WHAT TO PRODUCE ▸
Write out the data from its first line through the line containing "document-text: 寒、行气止痛。: [166, 398, 271, 419]", both included, without changing anything.

Start of RECORDS

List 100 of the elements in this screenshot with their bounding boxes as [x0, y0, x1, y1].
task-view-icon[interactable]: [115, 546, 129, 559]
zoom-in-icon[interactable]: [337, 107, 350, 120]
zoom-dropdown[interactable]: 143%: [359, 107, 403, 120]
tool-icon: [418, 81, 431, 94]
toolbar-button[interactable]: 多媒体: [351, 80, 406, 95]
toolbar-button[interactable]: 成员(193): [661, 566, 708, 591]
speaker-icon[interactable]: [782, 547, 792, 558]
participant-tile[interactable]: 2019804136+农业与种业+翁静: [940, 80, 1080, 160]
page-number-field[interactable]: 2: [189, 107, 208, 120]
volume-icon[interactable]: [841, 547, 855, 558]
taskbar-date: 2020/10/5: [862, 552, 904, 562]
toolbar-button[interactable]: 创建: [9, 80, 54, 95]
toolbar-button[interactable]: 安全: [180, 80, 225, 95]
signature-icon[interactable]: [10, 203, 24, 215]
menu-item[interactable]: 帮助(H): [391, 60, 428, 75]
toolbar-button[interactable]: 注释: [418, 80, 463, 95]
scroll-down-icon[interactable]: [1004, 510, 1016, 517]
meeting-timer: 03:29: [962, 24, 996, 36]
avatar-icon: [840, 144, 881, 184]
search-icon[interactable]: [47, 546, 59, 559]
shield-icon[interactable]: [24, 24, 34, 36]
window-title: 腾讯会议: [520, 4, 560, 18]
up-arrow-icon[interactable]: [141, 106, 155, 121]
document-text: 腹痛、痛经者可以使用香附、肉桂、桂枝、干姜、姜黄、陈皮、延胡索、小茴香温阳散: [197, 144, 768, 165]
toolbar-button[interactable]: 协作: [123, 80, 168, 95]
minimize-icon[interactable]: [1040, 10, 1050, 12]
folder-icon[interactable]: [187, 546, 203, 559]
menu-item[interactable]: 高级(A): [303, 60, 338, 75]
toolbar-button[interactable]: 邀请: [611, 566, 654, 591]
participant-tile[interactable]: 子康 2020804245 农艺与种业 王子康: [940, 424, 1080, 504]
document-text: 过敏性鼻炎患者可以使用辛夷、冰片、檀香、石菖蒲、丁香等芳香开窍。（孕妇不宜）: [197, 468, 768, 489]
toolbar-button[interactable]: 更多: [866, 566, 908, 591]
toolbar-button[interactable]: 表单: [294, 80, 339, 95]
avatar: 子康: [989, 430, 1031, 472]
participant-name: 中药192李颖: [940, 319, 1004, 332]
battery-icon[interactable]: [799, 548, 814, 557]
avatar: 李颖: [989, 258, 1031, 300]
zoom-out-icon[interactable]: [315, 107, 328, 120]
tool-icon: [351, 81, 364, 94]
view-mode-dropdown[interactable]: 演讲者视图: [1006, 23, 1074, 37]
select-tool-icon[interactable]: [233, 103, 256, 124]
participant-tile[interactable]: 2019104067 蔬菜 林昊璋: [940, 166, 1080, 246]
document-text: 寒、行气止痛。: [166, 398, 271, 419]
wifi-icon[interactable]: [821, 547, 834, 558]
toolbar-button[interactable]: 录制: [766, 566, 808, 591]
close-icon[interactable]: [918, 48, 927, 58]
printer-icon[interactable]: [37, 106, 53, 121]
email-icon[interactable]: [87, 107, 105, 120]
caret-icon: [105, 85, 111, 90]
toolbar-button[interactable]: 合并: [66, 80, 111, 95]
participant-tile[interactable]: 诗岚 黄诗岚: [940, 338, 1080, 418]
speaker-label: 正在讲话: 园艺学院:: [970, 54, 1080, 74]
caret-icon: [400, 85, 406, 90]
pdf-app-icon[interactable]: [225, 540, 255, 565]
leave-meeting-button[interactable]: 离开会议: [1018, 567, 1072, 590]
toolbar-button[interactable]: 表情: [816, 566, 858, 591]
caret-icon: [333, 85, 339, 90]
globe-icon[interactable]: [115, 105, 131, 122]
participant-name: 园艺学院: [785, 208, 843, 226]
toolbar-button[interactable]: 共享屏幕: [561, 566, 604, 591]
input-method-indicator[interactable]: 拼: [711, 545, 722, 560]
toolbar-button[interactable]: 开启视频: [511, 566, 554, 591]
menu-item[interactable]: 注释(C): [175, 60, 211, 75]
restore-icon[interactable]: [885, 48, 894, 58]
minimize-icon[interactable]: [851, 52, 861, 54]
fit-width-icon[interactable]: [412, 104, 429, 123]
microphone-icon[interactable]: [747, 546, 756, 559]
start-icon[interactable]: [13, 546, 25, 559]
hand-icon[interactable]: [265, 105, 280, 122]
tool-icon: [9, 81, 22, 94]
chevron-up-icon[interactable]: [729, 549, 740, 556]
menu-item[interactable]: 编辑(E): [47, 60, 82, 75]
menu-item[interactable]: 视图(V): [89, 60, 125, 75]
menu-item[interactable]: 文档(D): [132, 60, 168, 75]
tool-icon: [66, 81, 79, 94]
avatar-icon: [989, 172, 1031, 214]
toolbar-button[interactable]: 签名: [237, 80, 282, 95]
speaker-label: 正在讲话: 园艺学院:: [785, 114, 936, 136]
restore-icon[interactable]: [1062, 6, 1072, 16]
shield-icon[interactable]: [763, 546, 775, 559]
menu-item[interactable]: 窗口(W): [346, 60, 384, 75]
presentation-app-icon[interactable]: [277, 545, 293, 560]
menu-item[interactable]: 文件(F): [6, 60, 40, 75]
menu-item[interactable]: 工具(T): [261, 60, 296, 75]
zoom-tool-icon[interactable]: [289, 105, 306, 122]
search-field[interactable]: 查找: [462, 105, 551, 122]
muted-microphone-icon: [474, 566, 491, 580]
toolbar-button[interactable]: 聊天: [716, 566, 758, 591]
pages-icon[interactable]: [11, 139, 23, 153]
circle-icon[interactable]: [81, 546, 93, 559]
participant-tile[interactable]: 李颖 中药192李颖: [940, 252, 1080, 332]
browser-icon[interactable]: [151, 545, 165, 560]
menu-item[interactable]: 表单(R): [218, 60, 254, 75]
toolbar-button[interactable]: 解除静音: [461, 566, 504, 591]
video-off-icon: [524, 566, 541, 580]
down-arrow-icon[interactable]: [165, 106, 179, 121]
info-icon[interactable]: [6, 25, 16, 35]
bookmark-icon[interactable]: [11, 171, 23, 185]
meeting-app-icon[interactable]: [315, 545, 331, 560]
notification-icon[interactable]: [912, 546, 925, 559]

End of RECORDS

RESULT OF THIS EXERCISE ▸
List 100 of the elements in this screenshot with their bounding boxes as [x0, y0, x1, y1].
task-view-icon[interactable]: [115, 546, 129, 559]
zoom-in-icon[interactable]: [337, 107, 350, 120]
zoom-dropdown[interactable]: 143%: [359, 107, 403, 120]
tool-icon: [418, 81, 431, 94]
toolbar-button[interactable]: 多媒体: [351, 80, 406, 95]
toolbar-button[interactable]: 成员(193): [661, 566, 708, 591]
speaker-icon[interactable]: [782, 547, 792, 558]
participant-tile[interactable]: 2019804136+农业与种业+翁静: [940, 80, 1080, 160]
page-number-field[interactable]: 2: [189, 107, 208, 120]
volume-icon[interactable]: [841, 547, 855, 558]
taskbar-date: 2020/10/5: [862, 552, 904, 562]
toolbar-button[interactable]: 创建: [9, 80, 54, 95]
toolbar-button[interactable]: 安全: [180, 80, 225, 95]
signature-icon[interactable]: [10, 203, 24, 215]
menu-item[interactable]: 帮助(H): [391, 60, 428, 75]
toolbar-button[interactable]: 注释: [418, 80, 463, 95]
scroll-down-icon[interactable]: [1004, 510, 1016, 517]
meeting-timer: 03:29: [962, 24, 996, 36]
avatar-icon: [840, 144, 881, 184]
search-icon[interactable]: [47, 546, 59, 559]
shield-icon[interactable]: [24, 24, 34, 36]
window-title: 腾讯会议: [520, 4, 560, 18]
up-arrow-icon[interactable]: [141, 106, 155, 121]
document-text: 腹痛、痛经者可以使用香附、肉桂、桂枝、干姜、姜黄、陈皮、延胡索、小茴香温阳散: [197, 144, 768, 165]
toolbar-button[interactable]: 协作: [123, 80, 168, 95]
minimize-icon[interactable]: [1040, 10, 1050, 12]
folder-icon[interactable]: [187, 546, 203, 559]
menu-item[interactable]: 高级(A): [303, 60, 338, 75]
toolbar-button[interactable]: 邀请: [611, 566, 654, 591]
participant-tile[interactable]: 子康 2020804245 农艺与种业 王子康: [940, 424, 1080, 504]
document-text: 过敏性鼻炎患者可以使用辛夷、冰片、檀香、石菖蒲、丁香等芳香开窍。（孕妇不宜）: [197, 468, 768, 489]
toolbar-button[interactable]: 更多: [866, 566, 908, 591]
toolbar-button[interactable]: 表单: [294, 80, 339, 95]
avatar: 子康: [989, 430, 1031, 472]
participant-name: 中药192李颖: [940, 319, 1004, 332]
battery-icon[interactable]: [799, 548, 814, 557]
avatar: 李颖: [989, 258, 1031, 300]
zoom-out-icon[interactable]: [315, 107, 328, 120]
tool-icon: [351, 81, 364, 94]
view-mode-dropdown[interactable]: 演讲者视图: [1006, 23, 1074, 37]
select-tool-icon[interactable]: [233, 103, 256, 124]
participant-tile[interactable]: 2019104067 蔬菜 林昊璋: [940, 166, 1080, 246]
document-text: 寒、行气止痛。: [166, 398, 271, 419]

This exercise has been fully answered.